**Data provided**
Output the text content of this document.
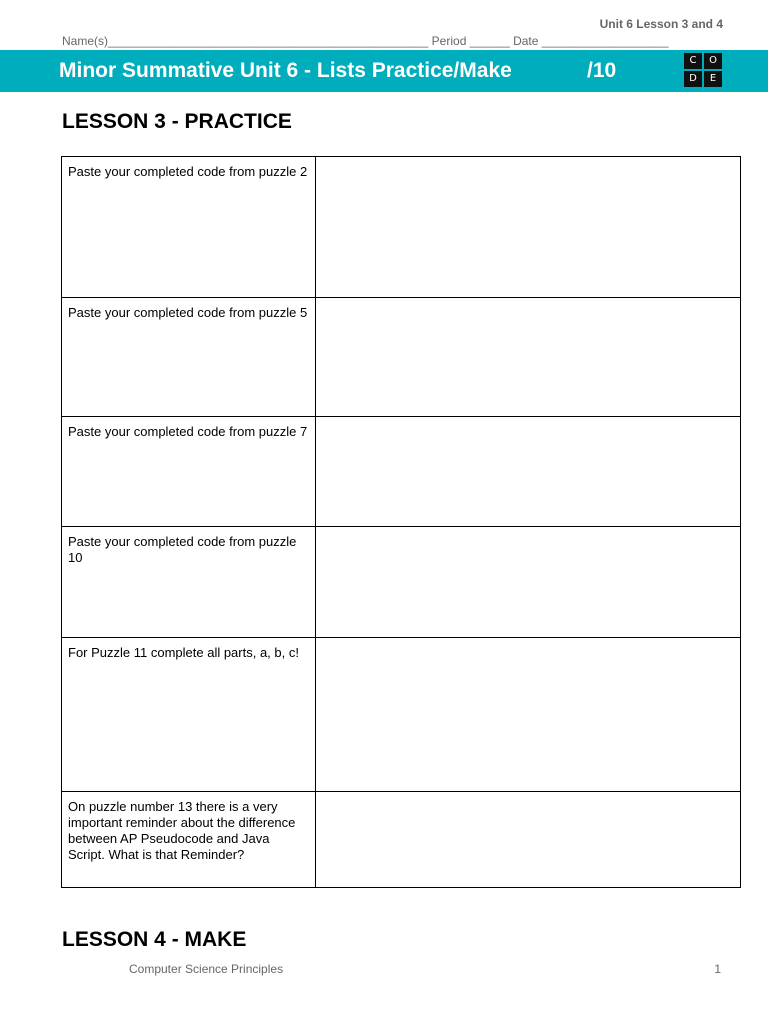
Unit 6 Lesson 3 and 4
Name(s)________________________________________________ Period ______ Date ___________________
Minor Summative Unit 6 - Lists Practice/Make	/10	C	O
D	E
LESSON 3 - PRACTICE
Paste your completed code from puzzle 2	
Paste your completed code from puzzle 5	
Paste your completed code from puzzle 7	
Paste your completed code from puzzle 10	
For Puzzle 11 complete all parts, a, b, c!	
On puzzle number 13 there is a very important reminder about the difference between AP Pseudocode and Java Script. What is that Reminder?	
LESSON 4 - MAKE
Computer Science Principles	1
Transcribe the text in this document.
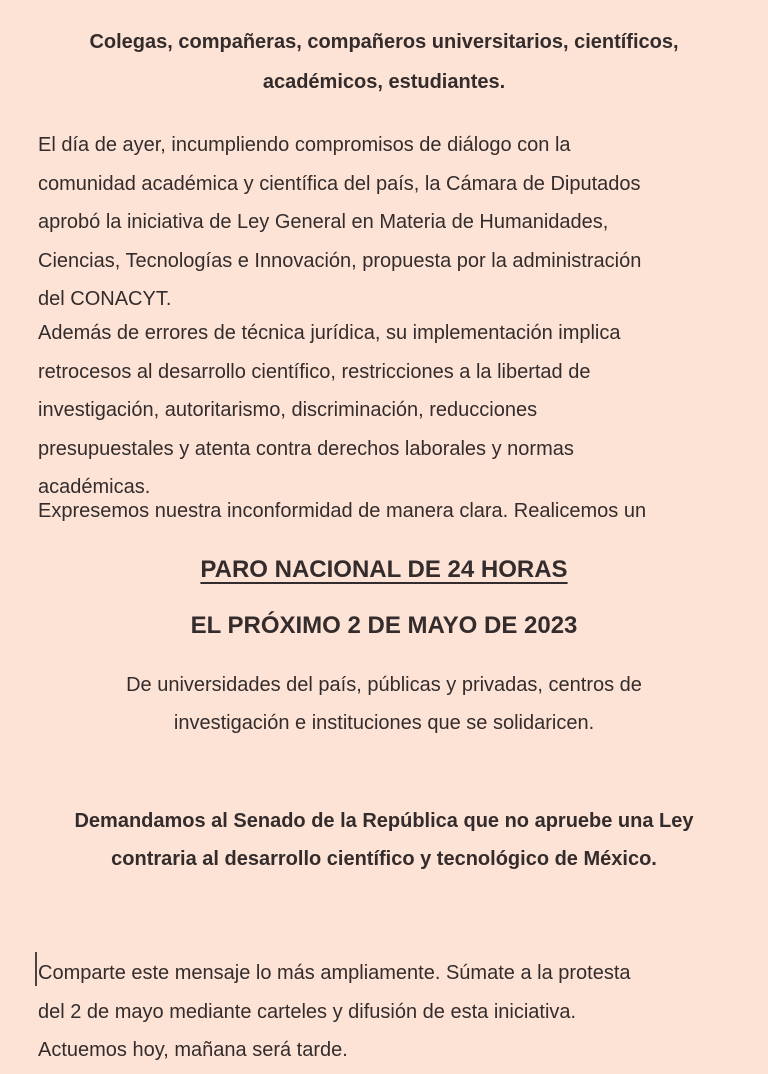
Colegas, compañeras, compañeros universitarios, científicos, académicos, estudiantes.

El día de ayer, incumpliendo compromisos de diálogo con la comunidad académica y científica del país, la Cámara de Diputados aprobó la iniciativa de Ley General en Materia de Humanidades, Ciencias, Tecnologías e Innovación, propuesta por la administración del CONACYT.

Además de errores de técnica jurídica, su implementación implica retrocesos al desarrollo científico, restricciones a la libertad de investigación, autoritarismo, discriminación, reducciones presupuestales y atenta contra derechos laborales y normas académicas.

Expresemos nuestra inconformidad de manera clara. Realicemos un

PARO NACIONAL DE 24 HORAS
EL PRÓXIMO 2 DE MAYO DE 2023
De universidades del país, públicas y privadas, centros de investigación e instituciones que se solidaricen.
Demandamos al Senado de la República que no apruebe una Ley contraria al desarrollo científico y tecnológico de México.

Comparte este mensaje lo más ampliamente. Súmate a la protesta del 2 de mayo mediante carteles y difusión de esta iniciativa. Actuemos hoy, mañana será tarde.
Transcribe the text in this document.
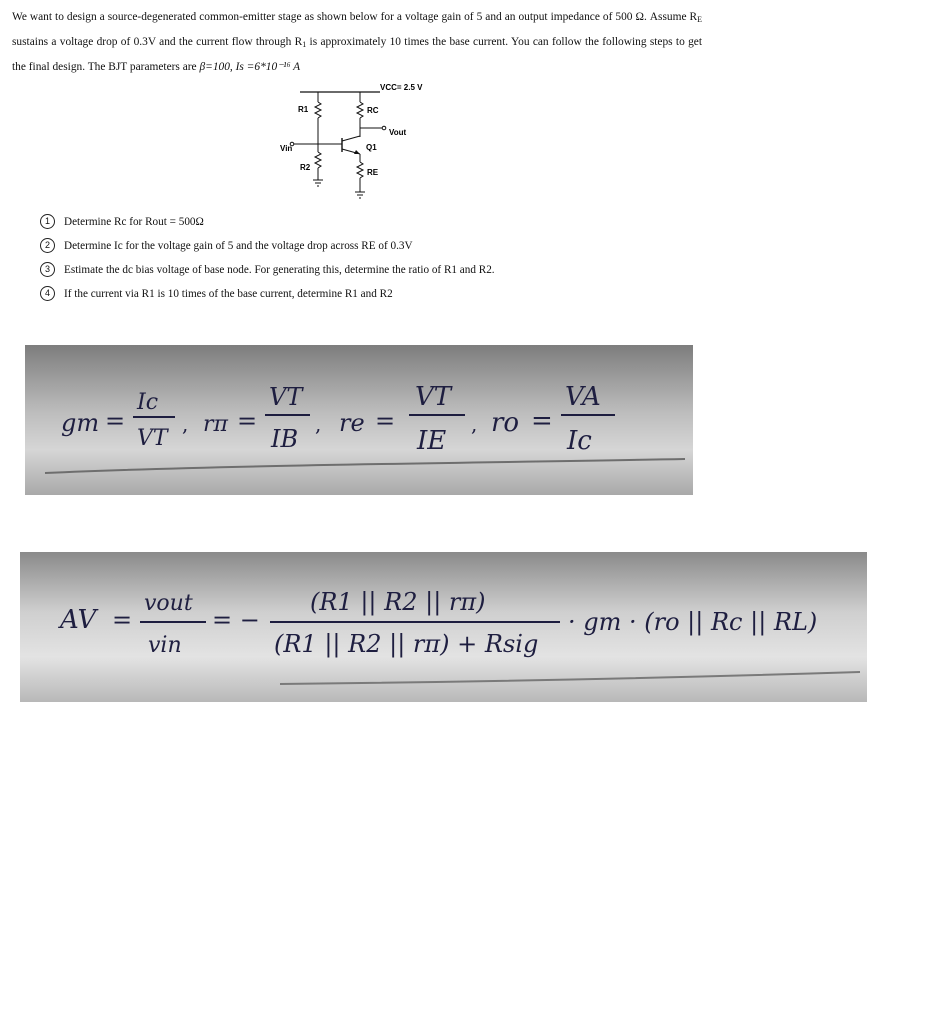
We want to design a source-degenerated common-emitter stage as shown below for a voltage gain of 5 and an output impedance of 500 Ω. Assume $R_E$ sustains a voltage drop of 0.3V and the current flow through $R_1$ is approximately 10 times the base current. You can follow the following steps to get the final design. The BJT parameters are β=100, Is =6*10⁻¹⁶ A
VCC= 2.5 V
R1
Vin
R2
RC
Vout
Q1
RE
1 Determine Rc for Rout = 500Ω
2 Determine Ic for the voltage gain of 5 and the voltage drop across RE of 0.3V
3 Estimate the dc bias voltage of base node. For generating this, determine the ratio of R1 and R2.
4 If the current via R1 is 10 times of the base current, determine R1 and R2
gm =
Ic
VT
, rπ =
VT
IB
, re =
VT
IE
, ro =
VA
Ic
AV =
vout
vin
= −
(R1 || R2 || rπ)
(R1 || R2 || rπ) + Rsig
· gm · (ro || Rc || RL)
* * *
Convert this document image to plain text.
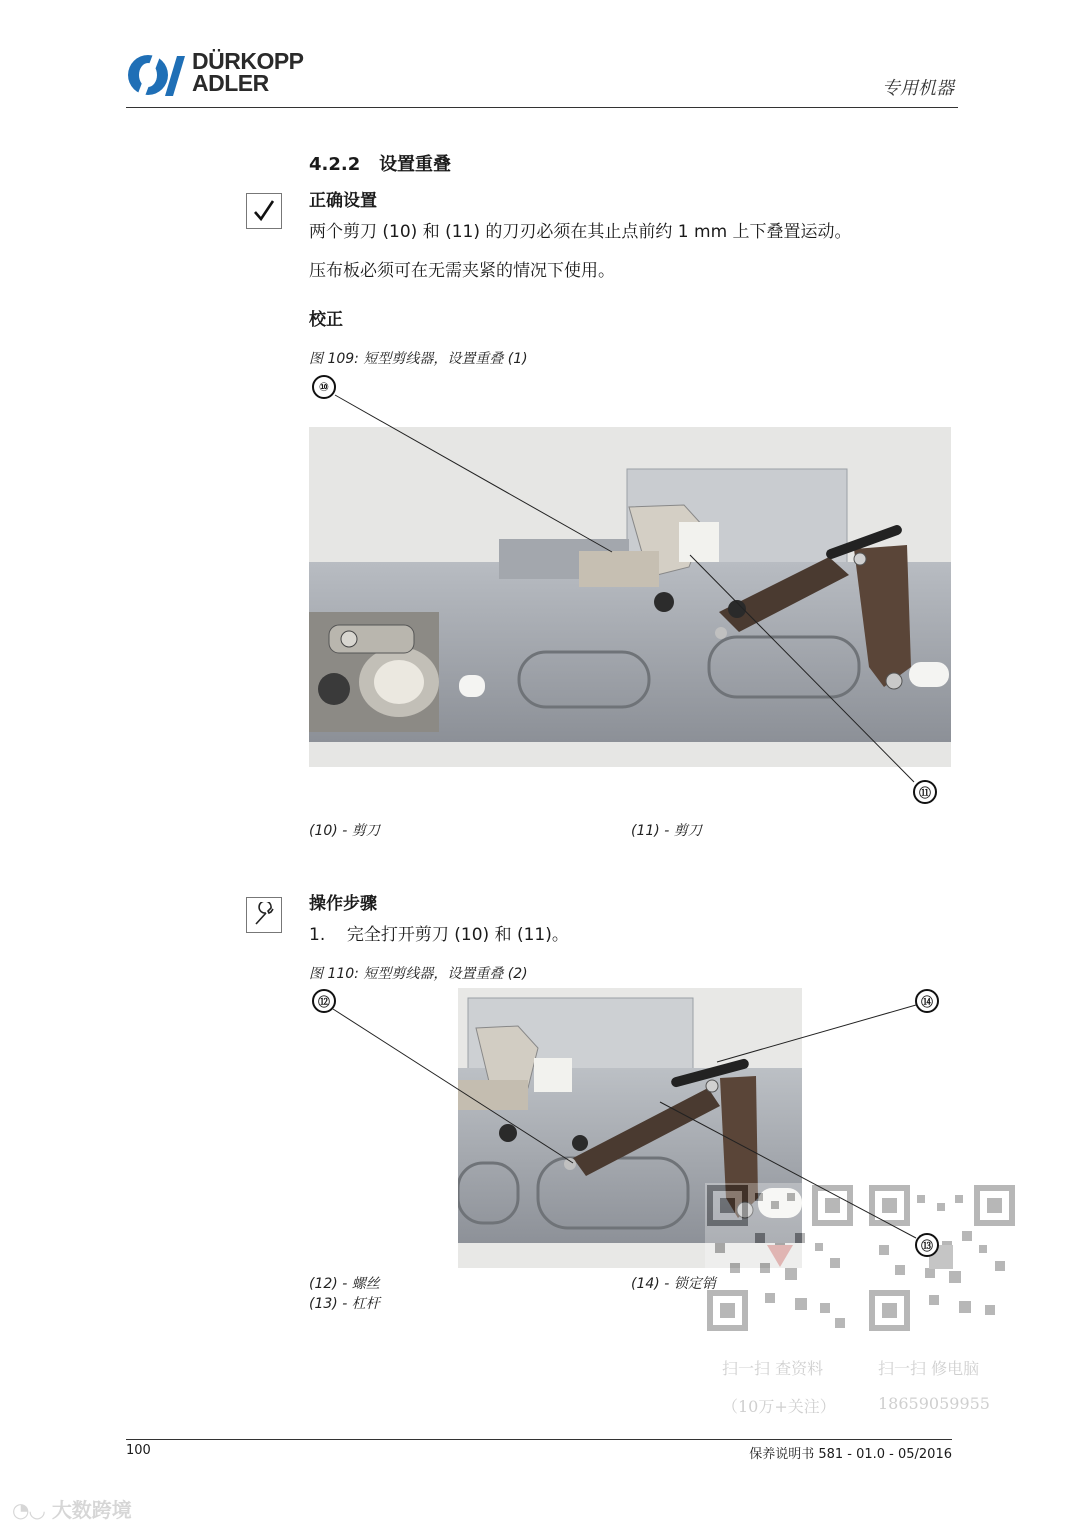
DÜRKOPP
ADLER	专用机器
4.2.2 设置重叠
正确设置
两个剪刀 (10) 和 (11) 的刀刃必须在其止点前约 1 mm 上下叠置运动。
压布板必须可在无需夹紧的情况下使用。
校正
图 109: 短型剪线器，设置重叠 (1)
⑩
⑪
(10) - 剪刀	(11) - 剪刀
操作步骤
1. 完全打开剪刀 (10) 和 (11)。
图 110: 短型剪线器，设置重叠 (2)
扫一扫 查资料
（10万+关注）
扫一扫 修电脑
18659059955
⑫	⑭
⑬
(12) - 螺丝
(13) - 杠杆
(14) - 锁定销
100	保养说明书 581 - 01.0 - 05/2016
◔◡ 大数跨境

**Given problem**
Search the entries for the word "document" and copy every line that has it.

**Solution for this task**
Output the text content of this document.
Transcribe the text in this document.
Transcribe the text in this document.
Convert this document image to plain text.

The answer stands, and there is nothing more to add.